■ Stated exercise:
An exact copy of all the data is required, with pictures left out.
▬▬▬▬▬▬
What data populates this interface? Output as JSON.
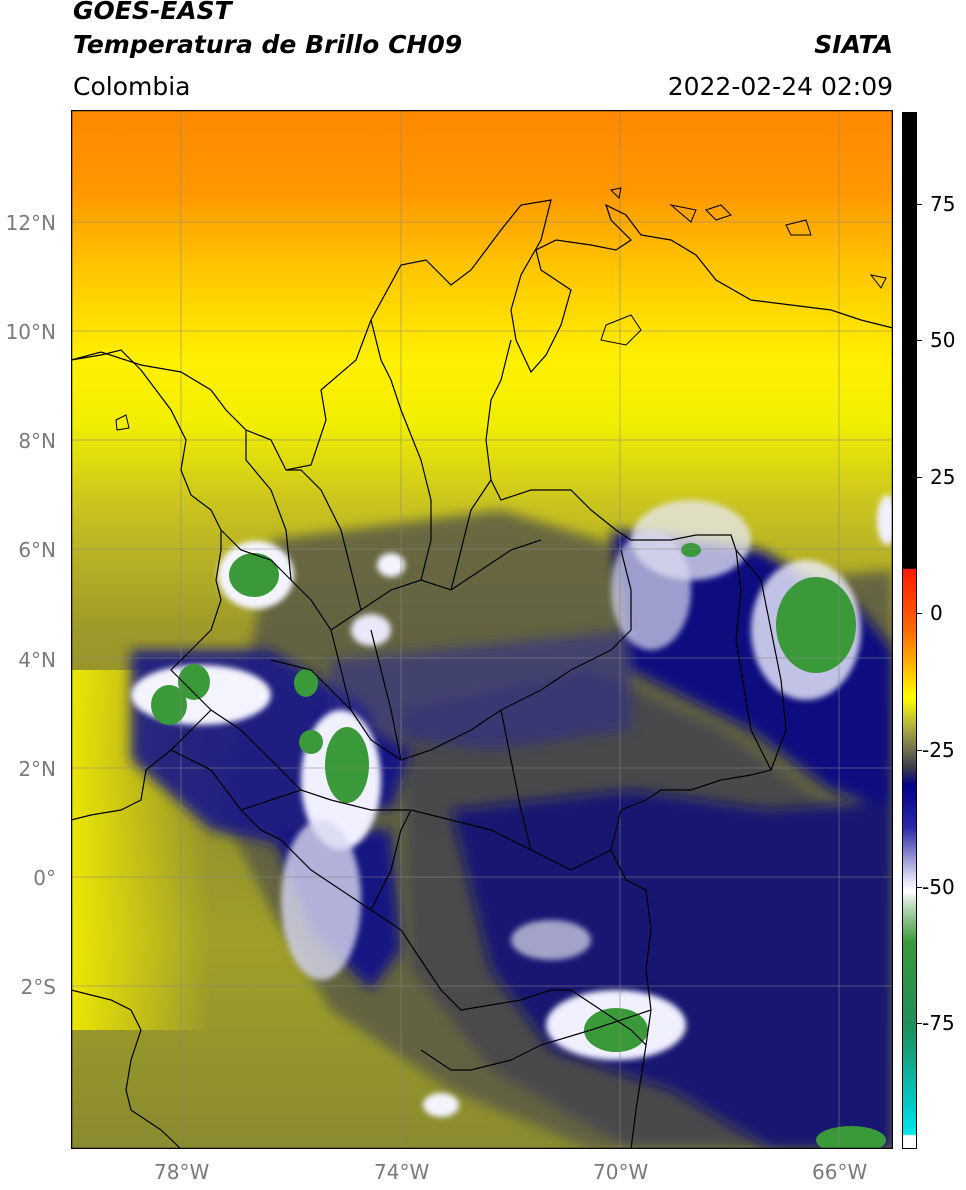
{
  "header": {
    "title_line1": "GOES-EAST",
    "title_line2": "Temperatura de Brillo CH09",
    "region": "Colombia",
    "agency": "SIATA",
    "datetime": "2022-02-24 02:09"
  },
  "map": {
    "lat_ticks": [
      "12°N",
      "10°N",
      "8°N",
      "6°N",
      "4°N",
      "2°N",
      "0°",
      "2°S"
    ],
    "lon_ticks": [
      "78°W",
      "74°W",
      "70°W",
      "66°W"
    ],
    "extent": {
      "lon_min": -80,
      "lon_max": -65,
      "lat_min": -5,
      "lat_max": 14
    }
  },
  "colorbar": {
    "ticks": [
      "75",
      "50",
      "25",
      "0",
      "-25",
      "-50",
      "-75"
    ],
    "vmin": -100,
    "vmax": 90,
    "colors": {
      "black": "#000000",
      "red": "#ff2a00",
      "orange": "#ff8c00",
      "yellow": "#ffff00",
      "olive": "#8f8f2a",
      "gray": "#4a4a4a",
      "navy": "#000080",
      "white": "#ffffff",
      "green": "#2f8f2f",
      "cyan": "#00e5e5"
    }
  }
}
▬▬▬▬▬▬
■ Output for this task:
What data populates this interface? Output as JSON.
{
  "header": {
    "title_line1": "GOES-EAST",
    "title_line2": "Temperatura de Brillo CH09",
    "region": "Colombia",
    "agency": "SIATA",
    "datetime": "2022-02-24 02:09"
  },
  "map": {
    "lat_ticks": [
      "12°N",
      "10°N",
      "8°N",
      "6°N",
      "4°N",
      "2°N",
      "0°",
      "2°S"
    ],
    "lon_ticks": [
      "78°W",
      "74°W",
      "70°W",
      "66°W"
    ],
    "extent": {
      "lon_min": -80,
      "lon_max": -65,
      "lat_min": -5,
      "lat_max": 14
    }
  },
  "colorbar": {
    "ticks": [
      "75",
      "50",
      "25",
      "0",
      "-25",
      "-50",
      "-75"
    ],
    "vmin": -100,
    "vmax": 90,
    "colors": {
      "black": "#000000",
      "red": "#ff2a00",
      "orange": "#ff8c00",
      "yellow": "#ffff00",
      "olive": "#8f8f2a",
      "gray": "#4a4a4a",
      "navy": "#000080",
      "white": "#ffffff",
      "green": "#2f8f2f",
      "cyan": "#00e5e5"
    }
  }
}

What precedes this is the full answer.